__Given exercise__. Pick up the passage on the Clearwater Marine Aquarium where it ends and carry it forward.

__Text to read__.
Gradually, the cement and steel building was modified for aquarium purposes and in 1980 was granted a USDA Research Facility permit, allowing it to prepare two 65,000 gallon pools for the rehabilitation of dolphins and sea turtles. In 1981, the first exhibit room was opened to the public. The room featured old exhibits from the Sea-Orama, a mounted fish exhibit which was formerly on display at the Clearwater Marina. Over the next few years, thanks to individual and corporate donations and immense volunteer efforts, CMSC continued to grow. In 1984, CMSC rescued a stranded Atlantic bottlenose dolphin named "Sunset Sam." This was the first dolphin in Florida to survive a beaching. However, due to chronic liver problems, Sunset could not be released into the wild and became CMSC's first resident dolphin. Sunset Sam was taught how to paint as a form of animal enrichment, and the sales of his paintings were used to fund the CMSC's operations and stranding program.

In the 1990s, as renovations continued to provide more public area and education programs, the facility's name was changed to Clearwater Marine Aquarium (CMA) to reflect the increasing level of community interaction. In 2005, CMA's most famous permanent resident, a bottlenose dolphin named Winter, was rescued by CMA after being discovered entangled in the ropes of a crab trap. The ropes cut off the blood supply to the dolphin's tail, and resulted in its loss. To give Winter the ability to swim normally, CMA worked with a team of experts to create a prosthetic silicone and plastic tail for her. Winter's story brought international recognition to CMA and inspired two major films, Dolphin Tale and Dolphin Tale 2, each of which was partially filmed at the aquarium.

Animals
Clearwater Marine Aquarium currently is home to North American river otters, Atlantic bottlenose dolphins, Rough-toothed dolphins, green sea turtles, Kemp's ridley sea turtles, cownose rays, southern stingrays, nurse sharks, great white pelicans, and other fish, including gag, hogfish, and red drum. Each permanent resident was deemed non-releasable by National Marine Fisheries and unable to return to the wild due to injuries or other impairments. Once deemed non-releasable, National Marine Fisheries then selected CMA as the best location for their permanent home due to the staff and facilities CMA is able to provide.

Dolphins (bottlenose dolphins and rough toothed dolphins)

__Listed entries__.

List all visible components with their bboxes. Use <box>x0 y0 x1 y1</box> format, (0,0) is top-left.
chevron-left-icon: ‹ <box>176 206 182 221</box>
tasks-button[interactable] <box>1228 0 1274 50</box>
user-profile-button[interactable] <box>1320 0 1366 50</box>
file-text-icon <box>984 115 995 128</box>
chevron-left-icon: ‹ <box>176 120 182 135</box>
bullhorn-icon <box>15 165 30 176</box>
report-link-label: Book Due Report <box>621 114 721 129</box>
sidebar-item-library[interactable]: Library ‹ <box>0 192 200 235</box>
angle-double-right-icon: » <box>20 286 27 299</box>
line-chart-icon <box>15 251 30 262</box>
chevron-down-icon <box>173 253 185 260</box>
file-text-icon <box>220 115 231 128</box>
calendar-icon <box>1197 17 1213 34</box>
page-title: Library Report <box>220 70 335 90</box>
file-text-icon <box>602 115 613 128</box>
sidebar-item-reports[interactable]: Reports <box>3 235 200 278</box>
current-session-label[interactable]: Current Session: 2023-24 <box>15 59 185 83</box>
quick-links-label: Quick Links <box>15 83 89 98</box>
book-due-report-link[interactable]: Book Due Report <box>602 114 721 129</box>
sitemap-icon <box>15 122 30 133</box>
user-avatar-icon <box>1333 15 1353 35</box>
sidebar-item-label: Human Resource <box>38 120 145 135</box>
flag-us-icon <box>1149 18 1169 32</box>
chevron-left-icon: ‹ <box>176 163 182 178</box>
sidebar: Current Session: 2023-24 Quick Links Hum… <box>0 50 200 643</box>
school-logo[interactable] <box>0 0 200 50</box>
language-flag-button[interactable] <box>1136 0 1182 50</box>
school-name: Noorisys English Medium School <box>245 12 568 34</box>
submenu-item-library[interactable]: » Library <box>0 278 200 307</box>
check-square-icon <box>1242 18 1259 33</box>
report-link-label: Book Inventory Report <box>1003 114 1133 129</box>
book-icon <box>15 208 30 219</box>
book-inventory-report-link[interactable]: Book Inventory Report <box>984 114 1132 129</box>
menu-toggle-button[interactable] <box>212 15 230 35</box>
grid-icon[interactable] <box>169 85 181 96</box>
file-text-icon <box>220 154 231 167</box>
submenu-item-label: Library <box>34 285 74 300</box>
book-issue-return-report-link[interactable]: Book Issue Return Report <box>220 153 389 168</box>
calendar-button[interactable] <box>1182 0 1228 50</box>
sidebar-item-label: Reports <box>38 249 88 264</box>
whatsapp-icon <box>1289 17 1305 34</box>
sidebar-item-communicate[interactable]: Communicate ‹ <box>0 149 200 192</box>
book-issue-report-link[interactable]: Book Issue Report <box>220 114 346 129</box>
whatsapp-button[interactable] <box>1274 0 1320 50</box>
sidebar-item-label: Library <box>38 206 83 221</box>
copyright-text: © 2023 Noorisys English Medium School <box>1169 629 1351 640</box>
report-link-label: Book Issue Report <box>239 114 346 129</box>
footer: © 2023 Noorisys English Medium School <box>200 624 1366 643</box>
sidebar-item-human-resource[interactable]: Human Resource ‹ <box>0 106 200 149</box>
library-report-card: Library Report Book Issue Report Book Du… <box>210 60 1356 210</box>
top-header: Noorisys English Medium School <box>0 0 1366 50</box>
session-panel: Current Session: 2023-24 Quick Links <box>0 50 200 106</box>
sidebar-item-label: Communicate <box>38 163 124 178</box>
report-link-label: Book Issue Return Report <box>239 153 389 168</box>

__Result__.
Winter

Winter, the most famous aquarium resident, was a female Atlantic bottlenose dolphin who was rescued in 2005 by Clearwater Marine Aquarium team members and other partners from the Southeast Standing Network after being found caught in a crab trap. She lost her tail due to her injuries. Winter developed a way to swim without a tail in an unnatural side to side motion, but because this was damaging her spinal cord, a prosthetic tail was made especially for her by Kevin Carroll and a team of experts from Hanger, Inc. Winter starred in the 2011 movie Dolphin Tale and the 2014 sequel Dolphin Tale 2, which was inspired by her story and the sequel inspired on Hope's story. She resided in the Ruth & J.O Stone Dolphin Complex with other bottlenose dolphins Hope, PJ, Nicholas and Hemingway. On November 11, 2021, Winter died at the age of 16.

Hope
 
Hope is a resident dolphin at CMA. In December 2010, she was discovered in the shallows of Indian River Lagoon as an orphaned 2-month-old calf, still attempting to nurse from her mother, who had died after becoming beached. It was ultimately determined that Hope did not make a good candidate for release because she was very young and had not learned the necessary survival skills to be out in the wild. Hope currently resides in the same area as Winter, and co-starred in Dolphin Tale 2, a sequel to the original movie which dramatized her rescue.

Nicholas
Nicholas is an Atlantic bottlenose dolphin. For many years, he was the only male dolphin currently residing at CMA. On December 24, 2002, he was rescued with his mother as a 6-month-old calf after both became stranded near Gibsonton, Florida. The mother dolphin died three days later due to respiratory illness. Nicholas remained in critical condition, suffering both from malnourishment and severe sunburns which covered over thirty percent of his body. CMA provided 24-hour care for Nicholas for several months, bottlefeeding him and providing wound care. Nicholas was eventually weaned by the animal care staff at CMA, and his wounds completely healed.

Like Hope, it was determined that Nicholas did not make a suitable candidate for release because of his dependent status at the time of his stranding and rehabilitation. He lacks the necessary survival skills, which he could only learn from his mother, to survive in the wild. Nicholas lives in the Ruth & J.O. Stone Dolphin Complex with other bottlenose dolphins Hemingway, Winter (deceased), Hope, and PJ. Nicholas featured briefly in the movie Dolphin Tale, playing a female dolphin alongside Panama named Christa. He appears in Dolphin Tale 2, portraying Mandy. He is known for his ability to select the winners of sports match-ups which is part of his enrichment.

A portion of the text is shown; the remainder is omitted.